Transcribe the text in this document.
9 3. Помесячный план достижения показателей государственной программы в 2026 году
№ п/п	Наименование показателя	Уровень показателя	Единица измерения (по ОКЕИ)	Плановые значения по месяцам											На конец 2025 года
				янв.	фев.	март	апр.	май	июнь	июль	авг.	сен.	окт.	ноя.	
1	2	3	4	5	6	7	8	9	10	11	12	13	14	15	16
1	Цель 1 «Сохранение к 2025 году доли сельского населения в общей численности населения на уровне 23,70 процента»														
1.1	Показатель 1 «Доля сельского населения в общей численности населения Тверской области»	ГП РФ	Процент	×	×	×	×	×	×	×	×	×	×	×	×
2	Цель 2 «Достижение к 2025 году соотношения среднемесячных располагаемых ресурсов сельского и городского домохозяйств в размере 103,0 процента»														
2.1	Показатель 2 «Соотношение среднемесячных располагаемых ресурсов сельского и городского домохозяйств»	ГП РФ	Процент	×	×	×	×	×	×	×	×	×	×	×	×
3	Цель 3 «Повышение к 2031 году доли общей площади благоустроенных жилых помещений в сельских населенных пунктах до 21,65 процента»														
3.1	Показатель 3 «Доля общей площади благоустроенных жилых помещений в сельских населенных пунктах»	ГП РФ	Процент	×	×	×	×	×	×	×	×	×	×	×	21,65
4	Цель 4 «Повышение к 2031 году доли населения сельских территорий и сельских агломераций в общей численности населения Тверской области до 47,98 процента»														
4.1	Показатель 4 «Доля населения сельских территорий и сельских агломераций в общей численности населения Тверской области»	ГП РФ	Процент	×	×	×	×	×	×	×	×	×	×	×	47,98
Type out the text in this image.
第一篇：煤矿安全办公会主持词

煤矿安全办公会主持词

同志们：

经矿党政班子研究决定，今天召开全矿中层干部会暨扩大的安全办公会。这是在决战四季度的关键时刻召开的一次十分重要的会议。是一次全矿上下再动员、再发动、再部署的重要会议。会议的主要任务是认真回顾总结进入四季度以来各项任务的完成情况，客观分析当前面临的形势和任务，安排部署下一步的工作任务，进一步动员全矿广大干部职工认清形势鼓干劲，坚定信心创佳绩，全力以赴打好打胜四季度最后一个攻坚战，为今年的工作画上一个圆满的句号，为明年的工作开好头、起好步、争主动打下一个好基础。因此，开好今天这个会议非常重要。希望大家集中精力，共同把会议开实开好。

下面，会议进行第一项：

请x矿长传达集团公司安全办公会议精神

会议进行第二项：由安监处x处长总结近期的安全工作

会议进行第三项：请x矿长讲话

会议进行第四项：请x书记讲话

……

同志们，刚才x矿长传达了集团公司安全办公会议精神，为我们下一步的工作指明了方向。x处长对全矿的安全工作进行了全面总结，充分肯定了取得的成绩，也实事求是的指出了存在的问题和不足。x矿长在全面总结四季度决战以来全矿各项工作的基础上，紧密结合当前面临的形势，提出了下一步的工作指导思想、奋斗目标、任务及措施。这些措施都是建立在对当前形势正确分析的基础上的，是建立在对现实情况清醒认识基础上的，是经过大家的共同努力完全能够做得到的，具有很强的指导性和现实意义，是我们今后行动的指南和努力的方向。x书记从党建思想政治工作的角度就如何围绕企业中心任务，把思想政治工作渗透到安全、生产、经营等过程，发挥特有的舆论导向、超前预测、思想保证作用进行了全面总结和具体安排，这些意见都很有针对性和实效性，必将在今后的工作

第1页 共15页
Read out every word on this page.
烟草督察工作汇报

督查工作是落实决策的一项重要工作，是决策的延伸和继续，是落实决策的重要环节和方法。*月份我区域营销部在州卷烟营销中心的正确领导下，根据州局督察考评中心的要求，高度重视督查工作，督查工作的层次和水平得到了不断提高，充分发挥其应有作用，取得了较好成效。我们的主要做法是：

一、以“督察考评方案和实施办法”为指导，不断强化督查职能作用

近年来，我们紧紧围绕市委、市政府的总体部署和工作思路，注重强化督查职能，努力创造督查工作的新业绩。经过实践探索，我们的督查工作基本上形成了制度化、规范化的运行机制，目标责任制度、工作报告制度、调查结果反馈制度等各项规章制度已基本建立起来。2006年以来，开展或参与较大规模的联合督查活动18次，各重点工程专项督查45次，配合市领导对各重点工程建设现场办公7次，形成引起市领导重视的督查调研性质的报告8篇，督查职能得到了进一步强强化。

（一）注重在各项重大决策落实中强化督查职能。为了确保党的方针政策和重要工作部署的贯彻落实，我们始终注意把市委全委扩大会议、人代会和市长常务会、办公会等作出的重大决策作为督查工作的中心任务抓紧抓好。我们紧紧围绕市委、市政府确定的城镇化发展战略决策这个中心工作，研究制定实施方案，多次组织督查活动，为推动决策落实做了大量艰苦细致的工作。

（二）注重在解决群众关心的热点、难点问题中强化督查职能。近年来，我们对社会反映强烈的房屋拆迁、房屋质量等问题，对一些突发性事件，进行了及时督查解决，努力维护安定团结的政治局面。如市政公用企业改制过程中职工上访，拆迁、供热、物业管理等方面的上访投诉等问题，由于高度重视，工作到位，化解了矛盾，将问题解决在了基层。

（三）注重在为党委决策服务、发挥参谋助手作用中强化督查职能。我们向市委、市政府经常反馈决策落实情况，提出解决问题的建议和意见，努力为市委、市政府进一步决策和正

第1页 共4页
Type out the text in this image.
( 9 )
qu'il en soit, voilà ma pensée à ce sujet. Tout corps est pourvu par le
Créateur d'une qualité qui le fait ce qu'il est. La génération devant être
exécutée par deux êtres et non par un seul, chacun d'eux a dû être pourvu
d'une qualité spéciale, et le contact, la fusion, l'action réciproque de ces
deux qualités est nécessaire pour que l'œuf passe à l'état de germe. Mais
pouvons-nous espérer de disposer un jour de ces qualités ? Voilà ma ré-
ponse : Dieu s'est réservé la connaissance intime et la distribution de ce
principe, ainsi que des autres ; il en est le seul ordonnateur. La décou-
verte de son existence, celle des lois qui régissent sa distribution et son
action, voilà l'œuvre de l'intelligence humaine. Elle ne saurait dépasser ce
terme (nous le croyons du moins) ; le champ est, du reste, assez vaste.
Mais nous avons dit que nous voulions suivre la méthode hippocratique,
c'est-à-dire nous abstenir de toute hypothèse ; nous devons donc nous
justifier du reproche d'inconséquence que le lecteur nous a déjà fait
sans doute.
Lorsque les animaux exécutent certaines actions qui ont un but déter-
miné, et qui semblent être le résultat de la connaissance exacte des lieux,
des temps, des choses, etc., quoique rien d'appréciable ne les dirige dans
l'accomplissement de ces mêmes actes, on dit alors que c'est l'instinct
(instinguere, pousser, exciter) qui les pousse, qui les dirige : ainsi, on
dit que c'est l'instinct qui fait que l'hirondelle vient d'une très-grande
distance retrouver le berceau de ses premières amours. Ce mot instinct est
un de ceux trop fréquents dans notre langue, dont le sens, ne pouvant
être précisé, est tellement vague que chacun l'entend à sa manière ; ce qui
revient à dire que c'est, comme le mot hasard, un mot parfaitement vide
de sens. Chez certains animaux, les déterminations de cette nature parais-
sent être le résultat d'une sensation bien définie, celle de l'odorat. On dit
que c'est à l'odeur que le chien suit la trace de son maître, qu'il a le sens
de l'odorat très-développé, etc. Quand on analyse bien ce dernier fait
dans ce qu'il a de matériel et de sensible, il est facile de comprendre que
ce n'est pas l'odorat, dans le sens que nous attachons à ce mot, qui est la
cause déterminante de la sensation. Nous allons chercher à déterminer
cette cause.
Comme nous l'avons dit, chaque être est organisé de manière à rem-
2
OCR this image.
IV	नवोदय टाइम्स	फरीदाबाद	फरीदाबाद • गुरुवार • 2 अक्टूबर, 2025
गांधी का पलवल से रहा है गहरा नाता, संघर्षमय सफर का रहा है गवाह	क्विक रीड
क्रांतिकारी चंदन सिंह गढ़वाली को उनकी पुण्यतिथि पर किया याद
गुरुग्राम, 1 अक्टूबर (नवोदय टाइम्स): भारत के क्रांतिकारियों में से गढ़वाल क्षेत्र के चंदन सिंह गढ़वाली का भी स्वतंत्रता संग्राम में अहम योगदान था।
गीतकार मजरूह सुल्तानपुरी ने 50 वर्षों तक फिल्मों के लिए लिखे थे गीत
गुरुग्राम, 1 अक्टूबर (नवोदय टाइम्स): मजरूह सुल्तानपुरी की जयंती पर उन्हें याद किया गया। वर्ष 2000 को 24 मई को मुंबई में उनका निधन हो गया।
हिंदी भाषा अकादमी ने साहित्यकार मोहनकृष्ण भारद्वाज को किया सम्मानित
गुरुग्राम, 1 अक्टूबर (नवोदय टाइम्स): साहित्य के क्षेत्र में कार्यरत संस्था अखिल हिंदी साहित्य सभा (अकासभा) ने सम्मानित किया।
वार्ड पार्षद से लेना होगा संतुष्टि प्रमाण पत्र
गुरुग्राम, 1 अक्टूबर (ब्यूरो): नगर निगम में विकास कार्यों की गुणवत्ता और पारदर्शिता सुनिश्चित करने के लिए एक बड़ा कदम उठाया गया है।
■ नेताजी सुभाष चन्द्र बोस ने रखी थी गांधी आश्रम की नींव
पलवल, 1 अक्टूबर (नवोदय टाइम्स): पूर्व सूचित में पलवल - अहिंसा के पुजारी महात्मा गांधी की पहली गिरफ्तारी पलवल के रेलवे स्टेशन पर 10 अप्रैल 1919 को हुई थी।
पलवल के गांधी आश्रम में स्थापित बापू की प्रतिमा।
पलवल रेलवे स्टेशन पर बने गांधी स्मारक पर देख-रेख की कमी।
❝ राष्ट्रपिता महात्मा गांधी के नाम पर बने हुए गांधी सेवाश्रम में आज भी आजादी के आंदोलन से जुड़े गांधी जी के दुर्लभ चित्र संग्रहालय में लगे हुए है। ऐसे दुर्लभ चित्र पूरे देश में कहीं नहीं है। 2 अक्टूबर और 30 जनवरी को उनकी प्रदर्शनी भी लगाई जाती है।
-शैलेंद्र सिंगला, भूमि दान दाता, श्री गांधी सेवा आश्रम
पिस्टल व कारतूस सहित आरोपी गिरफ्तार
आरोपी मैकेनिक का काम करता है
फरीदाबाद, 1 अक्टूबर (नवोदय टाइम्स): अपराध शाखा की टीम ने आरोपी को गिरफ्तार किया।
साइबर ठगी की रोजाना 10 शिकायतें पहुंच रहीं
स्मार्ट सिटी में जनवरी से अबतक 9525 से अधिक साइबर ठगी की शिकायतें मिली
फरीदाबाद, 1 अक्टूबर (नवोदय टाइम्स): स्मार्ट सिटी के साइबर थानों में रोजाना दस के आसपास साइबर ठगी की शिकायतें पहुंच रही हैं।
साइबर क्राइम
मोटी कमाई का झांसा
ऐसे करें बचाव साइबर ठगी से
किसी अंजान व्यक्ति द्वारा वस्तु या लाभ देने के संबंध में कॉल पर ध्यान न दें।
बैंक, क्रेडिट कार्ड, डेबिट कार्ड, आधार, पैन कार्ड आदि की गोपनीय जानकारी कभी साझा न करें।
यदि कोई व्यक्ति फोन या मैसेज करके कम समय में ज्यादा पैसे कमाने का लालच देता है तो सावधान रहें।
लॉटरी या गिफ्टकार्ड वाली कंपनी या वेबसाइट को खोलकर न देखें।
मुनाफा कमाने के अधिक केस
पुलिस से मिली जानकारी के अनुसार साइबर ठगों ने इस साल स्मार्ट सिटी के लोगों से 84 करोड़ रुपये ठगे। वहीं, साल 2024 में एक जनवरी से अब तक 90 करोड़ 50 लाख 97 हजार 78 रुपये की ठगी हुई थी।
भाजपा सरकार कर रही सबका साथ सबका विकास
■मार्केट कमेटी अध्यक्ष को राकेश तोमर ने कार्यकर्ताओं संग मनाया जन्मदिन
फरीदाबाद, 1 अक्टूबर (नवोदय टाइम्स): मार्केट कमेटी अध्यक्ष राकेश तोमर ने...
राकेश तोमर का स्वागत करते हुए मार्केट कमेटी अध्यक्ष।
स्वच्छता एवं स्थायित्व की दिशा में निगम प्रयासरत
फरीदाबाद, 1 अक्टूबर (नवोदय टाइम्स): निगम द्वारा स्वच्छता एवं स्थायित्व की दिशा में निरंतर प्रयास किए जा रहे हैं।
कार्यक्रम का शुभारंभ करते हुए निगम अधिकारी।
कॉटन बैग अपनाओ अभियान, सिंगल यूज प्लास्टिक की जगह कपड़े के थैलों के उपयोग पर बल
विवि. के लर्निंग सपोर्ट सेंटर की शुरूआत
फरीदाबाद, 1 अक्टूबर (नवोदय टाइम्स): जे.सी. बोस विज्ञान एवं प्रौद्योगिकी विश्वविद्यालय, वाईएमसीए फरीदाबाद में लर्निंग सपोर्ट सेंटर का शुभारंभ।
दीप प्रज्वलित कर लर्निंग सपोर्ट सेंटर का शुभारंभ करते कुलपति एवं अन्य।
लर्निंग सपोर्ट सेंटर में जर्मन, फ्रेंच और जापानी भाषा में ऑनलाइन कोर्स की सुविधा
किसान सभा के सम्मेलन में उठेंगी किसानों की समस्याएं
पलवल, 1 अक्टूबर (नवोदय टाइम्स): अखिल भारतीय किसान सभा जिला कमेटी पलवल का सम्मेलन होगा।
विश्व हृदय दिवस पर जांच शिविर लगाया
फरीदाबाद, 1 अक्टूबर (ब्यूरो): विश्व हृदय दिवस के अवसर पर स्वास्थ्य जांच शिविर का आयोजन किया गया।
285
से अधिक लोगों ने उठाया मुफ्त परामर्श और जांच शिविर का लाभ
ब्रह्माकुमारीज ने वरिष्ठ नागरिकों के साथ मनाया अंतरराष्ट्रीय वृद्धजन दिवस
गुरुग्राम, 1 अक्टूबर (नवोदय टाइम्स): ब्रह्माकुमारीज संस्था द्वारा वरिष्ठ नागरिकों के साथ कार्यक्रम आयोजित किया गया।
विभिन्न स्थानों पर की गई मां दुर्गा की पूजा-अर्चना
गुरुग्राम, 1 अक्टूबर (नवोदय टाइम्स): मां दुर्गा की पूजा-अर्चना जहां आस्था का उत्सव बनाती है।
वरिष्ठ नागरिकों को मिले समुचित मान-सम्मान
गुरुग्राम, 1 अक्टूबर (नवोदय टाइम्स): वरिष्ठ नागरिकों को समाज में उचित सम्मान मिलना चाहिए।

### WRITTEN REQUEST
Pull out each line of the listing that holds the string "être".

### PROBLEM SOLUTION
Créateur d'une qualité qui le fait ce qu'il est. La génération devant être
exécutée par deux êtres et non par un seul, chacun d'eux a dû être pourvu
miné, et qui semblent être le résultat de la connaissance exacte des lieux,
être précisé, est tellement vague que chacun l'entend à sa manière ; ce qui
sent être le résultat d'une sensation bien définie, celle de l'odorat. On dit
Comme nous l'avons dit, chaque être est organisé de manière à rem-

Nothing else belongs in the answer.